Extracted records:
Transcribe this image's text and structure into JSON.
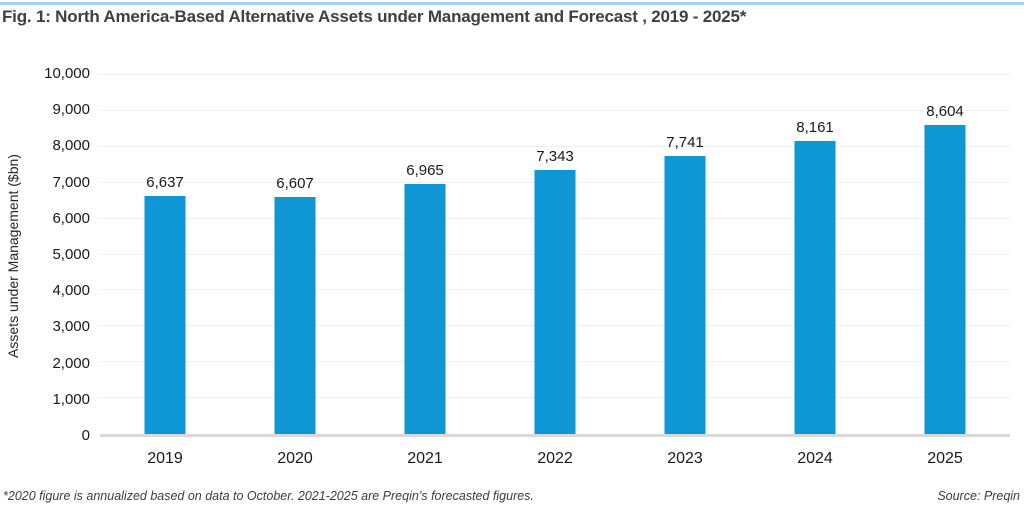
{
  "page": {
    "title": "Fig. 1: North America-Based Alternative Assets under Management and Forecast , 2019 - 2025*",
    "footnote": "*2020 figure is annualized based on data to October. 2021-2025 are Preqin’s forecasted figures.",
    "source": "Source: Preqin"
  },
  "colors": {
    "bar": "#0e96d5",
    "top_rule": "#a5d2ec",
    "gridline": "#efefef",
    "baseline": "#d9d9d9",
    "title_text": "#3f3f3f",
    "label_text": "#1a1a1a",
    "footnote_text": "#3d3d3d"
  },
  "chart_data": {
    "type": "bar",
    "title": "Fig. 1: North America-Based Alternative Assets under Management and Forecast , 2019 - 2025*",
    "categories": [
      "2019",
      "2020",
      "2021",
      "2022",
      "2023",
      "2024",
      "2025"
    ],
    "values": [
      6637,
      6607,
      6965,
      7343,
      7741,
      8161,
      8604
    ],
    "value_labels": [
      "6,637",
      "6,607",
      "6,965",
      "7,343",
      "7,741",
      "8,161",
      "8,604"
    ],
    "xlabel": "",
    "ylabel": "Assets under Management ($bn)",
    "ylim": [
      0,
      10000
    ],
    "ytick_step": 1000,
    "ytick_labels": [
      "0",
      "1,000",
      "2,000",
      "3,000",
      "4,000",
      "5,000",
      "6,000",
      "7,000",
      "8,000",
      "9,000",
      "10,000"
    ],
    "grid": true,
    "legend": false
  }
}
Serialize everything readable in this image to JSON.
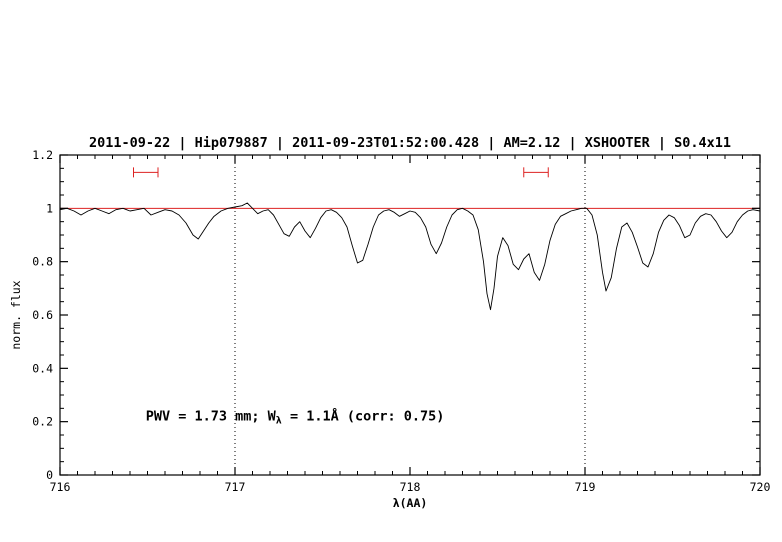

# CHALLENGE
Repeat the listing verbatim. Skip the pictures.

# SOLUTION FOR THIS EXERCISE
Transcribe this image's text and structure into JSON.
{
  "page": {
    "title": "Fig. 1: North America-Based Alternative Assets under Management and Forecast , 2019 - 2025*",
    "footnote": "*2020 figure is annualized based on data to October. 2021-2025 are Preqin’s forecasted figures.",
    "source": "Source: Preqin"
  },
  "colors": {
    "bar": "#0e96d5",
    "top_rule": "#a5d2ec",
    "gridline": "#efefef",
    "baseline": "#d9d9d9",
    "title_text": "#3f3f3f",
    "label_text": "#1a1a1a",
    "footnote_text": "#3d3d3d"
  },
  "chart_data": {
    "type": "bar",
    "title": "Fig. 1: North America-Based Alternative Assets under Management and Forecast , 2019 - 2025*",
    "categories": [
      "2019",
      "2020",
      "2021",
      "2022",
      "2023",
      "2024",
      "2025"
    ],
    "values": [
      6637,
      6607,
      6965,
      7343,
      7741,
      8161,
      8604
    ],
    "value_labels": [
      "6,637",
      "6,607",
      "6,965",
      "7,343",
      "7,741",
      "8,161",
      "8,604"
    ],
    "xlabel": "",
    "ylabel": "Assets under Management ($bn)",
    "ylim": [
      0,
      10000
    ],
    "ytick_step": 1000,
    "ytick_labels": [
      "0",
      "1,000",
      "2,000",
      "3,000",
      "4,000",
      "5,000",
      "6,000",
      "7,000",
      "8,000",
      "9,000",
      "10,000"
    ],
    "grid": true,
    "legend": false
  }
}
Serialize everything readable in this image to JSON.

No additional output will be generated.